● INFORMATION SUPPLIED:
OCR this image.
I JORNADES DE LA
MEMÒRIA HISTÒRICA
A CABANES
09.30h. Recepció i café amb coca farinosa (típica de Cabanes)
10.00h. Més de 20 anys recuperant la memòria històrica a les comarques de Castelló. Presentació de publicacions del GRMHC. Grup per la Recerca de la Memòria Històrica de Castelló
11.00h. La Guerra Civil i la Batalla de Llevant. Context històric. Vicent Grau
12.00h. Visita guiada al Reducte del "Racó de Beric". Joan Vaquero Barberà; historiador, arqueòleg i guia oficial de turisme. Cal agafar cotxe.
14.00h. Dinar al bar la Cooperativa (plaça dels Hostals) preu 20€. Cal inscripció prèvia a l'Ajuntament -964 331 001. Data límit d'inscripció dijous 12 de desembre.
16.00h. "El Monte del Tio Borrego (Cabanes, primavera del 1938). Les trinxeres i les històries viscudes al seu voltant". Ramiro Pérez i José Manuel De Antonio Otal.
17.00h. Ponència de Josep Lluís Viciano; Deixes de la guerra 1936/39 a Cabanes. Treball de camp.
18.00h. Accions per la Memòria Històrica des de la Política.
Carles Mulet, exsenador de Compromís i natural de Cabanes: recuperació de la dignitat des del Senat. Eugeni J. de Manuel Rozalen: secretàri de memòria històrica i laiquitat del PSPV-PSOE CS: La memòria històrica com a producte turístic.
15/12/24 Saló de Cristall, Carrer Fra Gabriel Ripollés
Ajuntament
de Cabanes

● REQUEST: All of the data must be returned exactly.

● RIGHT ANSWER:
OCR this image.
I JORNADES DE LA
MEMÒRIA HISTÒRICA
A CABANES
09.30h. Recepció i café amb coca farinosa (típica de Cabanes)
10.00h. Més de 20 anys recuperant la memòria històrica a les comarques de Castelló. Presentació de publicacions del GRMHC. Grup per la Recerca de la Memòria Històrica de Castelló
11.00h. La Guerra Civil i la Batalla de Llevant. Context històric. Vicent Grau
12.00h. Visita guiada al Reducte del "Racó de Beric". Joan Vaquero Barberà; historiador, arqueòleg i guia oficial de turisme. Cal agafar cotxe.
14.00h. Dinar al bar la Cooperativa (plaça dels Hostals) preu 20€. Cal inscripció prèvia a l'Ajuntament -964 331 001. Data límit d'inscripció dijous 12 de desembre.
16.00h. "El Monte del Tio Borrego (Cabanes, primavera del 1938). Les trinxeres i les històries viscudes al seu voltant". Ramiro Pérez i José Manuel De Antonio Otal.
17.00h. Ponència de Josep Lluís Viciano; Deixes de la guerra 1936/39 a Cabanes. Treball de camp.
18.00h. Accions per la Memòria Històrica des de la Política.
Carles Mulet, exsenador de Compromís i natural de Cabanes: recuperació de la dignitat des del Senat. Eugeni J. de Manuel Rozalen: secretàri de memòria històrica i laiquitat del PSPV-PSOE CS: La memòria històrica com a producte turístic.
15/12/24 Saló de Cristall, Carrer Fra Gabriel Ripollés
Ajuntament
de Cabanes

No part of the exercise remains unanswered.